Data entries

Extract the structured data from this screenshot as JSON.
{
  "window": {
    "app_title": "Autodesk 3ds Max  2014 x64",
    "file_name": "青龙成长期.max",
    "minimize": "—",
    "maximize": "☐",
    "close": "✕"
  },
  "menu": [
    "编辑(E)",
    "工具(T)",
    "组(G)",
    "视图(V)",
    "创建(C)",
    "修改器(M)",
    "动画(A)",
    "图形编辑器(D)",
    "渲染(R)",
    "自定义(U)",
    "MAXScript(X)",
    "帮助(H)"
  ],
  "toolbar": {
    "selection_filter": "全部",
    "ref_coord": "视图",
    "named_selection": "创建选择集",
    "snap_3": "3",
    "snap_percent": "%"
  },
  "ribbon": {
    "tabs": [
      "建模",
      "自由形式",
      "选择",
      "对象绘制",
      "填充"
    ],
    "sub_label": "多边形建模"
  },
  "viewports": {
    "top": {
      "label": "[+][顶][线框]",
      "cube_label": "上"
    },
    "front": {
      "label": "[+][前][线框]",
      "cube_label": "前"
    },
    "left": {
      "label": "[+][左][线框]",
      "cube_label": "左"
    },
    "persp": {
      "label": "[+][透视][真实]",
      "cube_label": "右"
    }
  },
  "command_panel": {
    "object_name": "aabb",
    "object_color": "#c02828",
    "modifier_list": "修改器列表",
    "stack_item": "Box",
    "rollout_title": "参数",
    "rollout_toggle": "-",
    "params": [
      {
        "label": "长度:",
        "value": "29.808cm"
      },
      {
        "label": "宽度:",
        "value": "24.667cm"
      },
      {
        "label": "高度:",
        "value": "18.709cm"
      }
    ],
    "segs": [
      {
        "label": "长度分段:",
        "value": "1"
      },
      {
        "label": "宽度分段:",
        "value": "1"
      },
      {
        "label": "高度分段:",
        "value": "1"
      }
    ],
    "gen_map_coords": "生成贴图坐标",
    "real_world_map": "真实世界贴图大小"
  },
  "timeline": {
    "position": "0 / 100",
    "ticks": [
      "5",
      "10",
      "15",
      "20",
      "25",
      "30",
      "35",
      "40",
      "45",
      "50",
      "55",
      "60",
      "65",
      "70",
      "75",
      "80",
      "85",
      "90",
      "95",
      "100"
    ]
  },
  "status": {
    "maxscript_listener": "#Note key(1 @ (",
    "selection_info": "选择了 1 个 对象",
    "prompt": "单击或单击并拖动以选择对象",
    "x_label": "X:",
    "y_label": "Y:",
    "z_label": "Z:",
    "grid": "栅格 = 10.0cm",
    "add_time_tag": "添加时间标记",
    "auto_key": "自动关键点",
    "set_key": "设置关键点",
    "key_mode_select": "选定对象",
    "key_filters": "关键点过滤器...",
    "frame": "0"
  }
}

### TASK TO CARRY OUT
Repeat the records above exactly as they appear.

### WORKED ANSWER
Extract the structured data from this screenshot as JSON.
{
  "window": {
    "app_title": "Autodesk 3ds Max  2014 x64",
    "file_name": "青龙成长期.max",
    "minimize": "—",
    "maximize": "☐",
    "close": "✕"
  },
  "menu": [
    "编辑(E)",
    "工具(T)",
    "组(G)",
    "视图(V)",
    "创建(C)",
    "修改器(M)",
    "动画(A)",
    "图形编辑器(D)",
    "渲染(R)",
    "自定义(U)",
    "MAXScript(X)",
    "帮助(H)"
  ],
  "toolbar": {
    "selection_filter": "全部",
    "ref_coord": "视图",
    "named_selection": "创建选择集",
    "snap_3": "3",
    "snap_percent": "%"
  },
  "ribbon": {
    "tabs": [
      "建模",
      "自由形式",
      "选择",
      "对象绘制",
      "填充"
    ],
    "sub_label": "多边形建模"
  },
  "viewports": {
    "top": {
      "label": "[+][顶][线框]",
      "cube_label": "上"
    },
    "front": {
      "label": "[+][前][线框]",
      "cube_label": "前"
    },
    "left": {
      "label": "[+][左][线框]",
      "cube_label": "左"
    },
    "persp": {
      "label": "[+][透视][真实]",
      "cube_label": "右"
    }
  },
  "command_panel": {
    "object_name": "aabb",
    "object_color": "#c02828",
    "modifier_list": "修改器列表",
    "stack_item": "Box",
    "rollout_title": "参数",
    "rollout_toggle": "-",
    "params": [
      {
        "label": "长度:",
        "value": "29.808cm"
      },
      {
        "label": "宽度:",
        "value": "24.667cm"
      },
      {
        "label": "高度:",
        "value": "18.709cm"
      }
    ],
    "segs": [
      {
        "label": "长度分段:",
        "value": "1"
      },
      {
        "label": "宽度分段:",
        "value": "1"
      },
      {
        "label": "高度分段:",
        "value": "1"
      }
    ],
    "gen_map_coords": "生成贴图坐标",
    "real_world_map": "真实世界贴图大小"
  },
  "timeline": {
    "position": "0 / 100",
    "ticks": [
      "5",
      "10",
      "15",
      "20",
      "25",
      "30",
      "35",
      "40",
      "45",
      "50",
      "55",
      "60",
      "65",
      "70",
      "75",
      "80",
      "85",
      "90",
      "95",
      "100"
    ]
  },
  "status": {
    "maxscript_listener": "#Note key(1 @ (",
    "selection_info": "选择了 1 个 对象",
    "prompt": "单击或单击并拖动以选择对象",
    "x_label": "X:",
    "y_label": "Y:",
    "z_label": "Z:",
    "grid": "栅格 = 10.0cm",
    "add_time_tag": "添加时间标记",
    "auto_key": "自动关键点",
    "set_key": "设置关键点",
    "key_mode_select": "选定对象",
    "key_filters": "关键点过滤器...",
    "frame": "0"
  }
}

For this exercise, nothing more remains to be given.